-- EXERCISE --
Pictures do not belong in the copy. Return all of the entries exactly.

:: DATA LISTING ::

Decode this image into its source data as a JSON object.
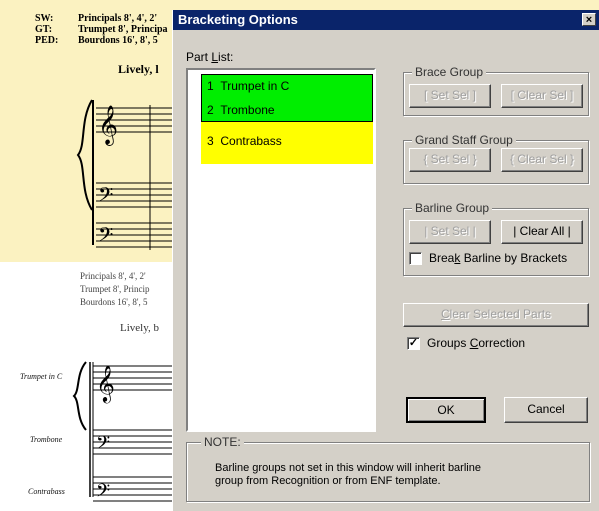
{
  "score": {
    "registration": {
      "sw_label": "SW:",
      "sw_value": "Principals 8', 4', 2'",
      "gt_label": "GT:",
      "gt_value": "Trumpet 8', Principa",
      "ped_label": "PED:",
      "ped_value": "Bourdons 16', 8', 5"
    },
    "tempo": "Lively, l",
    "lower": {
      "line1": "Principals 8', 4', 2'",
      "line2": "Trumpet 8', Princip",
      "line3": "Bourdons 16', 8', 5",
      "tempo": "Lively, b",
      "instruments": [
        "Trumpet in C",
        "Trombone",
        "Contrabass"
      ]
    }
  },
  "dialog": {
    "title": "Bracketing Options",
    "close_glyph": "×",
    "part_list_label_pre": "Part ",
    "part_list_label_u": "L",
    "part_list_label_post": "ist:",
    "parts": [
      {
        "num": "1",
        "name": "Trumpet in C",
        "color": "#00ee00"
      },
      {
        "num": "2",
        "name": "Trombone",
        "color": "#00ee00"
      },
      {
        "num": "3",
        "name": "Contrabass",
        "color": "#ffff00"
      }
    ],
    "brace_group": {
      "title": "Brace Group",
      "set": "[ Set Sel ]",
      "clear": "[ Clear Sel ]"
    },
    "grand_staff_group": {
      "title": "Grand Staff Group",
      "set": "{ Set Sel }",
      "clear": "{ Clear Sel }"
    },
    "barline_group": {
      "title": "Barline Group",
      "set": "| Set Sel |",
      "clear": "| Clear All |",
      "break_pre": "Brea",
      "break_u": "k",
      "break_post": " Barline by Brackets",
      "break_checked": false
    },
    "clear_selected": {
      "pre": "",
      "u": "C",
      "post": "lear Selected Parts"
    },
    "groups_correction": {
      "pre": "Groups ",
      "u": "C",
      "post": "orrection",
      "checked": true
    },
    "ok": "OK",
    "cancel": "Cancel",
    "note_title": "NOTE:",
    "note_line1": "Barline groups not set in this window will inherit barline",
    "note_line2": "group from Recognition or from ENF template."
  }
}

:::

-- FINISHED ANSWER --
Decode this image into its source data as a JSON object.
{
  "score": {
    "registration": {
      "sw_label": "SW:",
      "sw_value": "Principals 8', 4', 2'",
      "gt_label": "GT:",
      "gt_value": "Trumpet 8', Principa",
      "ped_label": "PED:",
      "ped_value": "Bourdons 16', 8', 5"
    },
    "tempo": "Lively, l",
    "lower": {
      "line1": "Principals 8', 4', 2'",
      "line2": "Trumpet 8', Princip",
      "line3": "Bourdons 16', 8', 5",
      "tempo": "Lively, b",
      "instruments": [
        "Trumpet in C",
        "Trombone",
        "Contrabass"
      ]
    }
  },
  "dialog": {
    "title": "Bracketing Options",
    "close_glyph": "×",
    "part_list_label_pre": "Part ",
    "part_list_label_u": "L",
    "part_list_label_post": "ist:",
    "parts": [
      {
        "num": "1",
        "name": "Trumpet in C",
        "color": "#00ee00"
      },
      {
        "num": "2",
        "name": "Trombone",
        "color": "#00ee00"
      },
      {
        "num": "3",
        "name": "Contrabass",
        "color": "#ffff00"
      }
    ],
    "brace_group": {
      "title": "Brace Group",
      "set": "[ Set Sel ]",
      "clear": "[ Clear Sel ]"
    },
    "grand_staff_group": {
      "title": "Grand Staff Group",
      "set": "{ Set Sel }",
      "clear": "{ Clear Sel }"
    },
    "barline_group": {
      "title": "Barline Group",
      "set": "| Set Sel |",
      "clear": "| Clear All |",
      "break_pre": "Brea",
      "break_u": "k",
      "break_post": " Barline by Brackets",
      "break_checked": false
    },
    "clear_selected": {
      "pre": "",
      "u": "C",
      "post": "lear Selected Parts"
    },
    "groups_correction": {
      "pre": "Groups ",
      "u": "C",
      "post": "orrection",
      "checked": true
    },
    "ok": "OK",
    "cancel": "Cancel",
    "note_title": "NOTE:",
    "note_line1": "Barline groups not set in this window will inherit barline",
    "note_line2": "group from Recognition or from ENF template."
  }
}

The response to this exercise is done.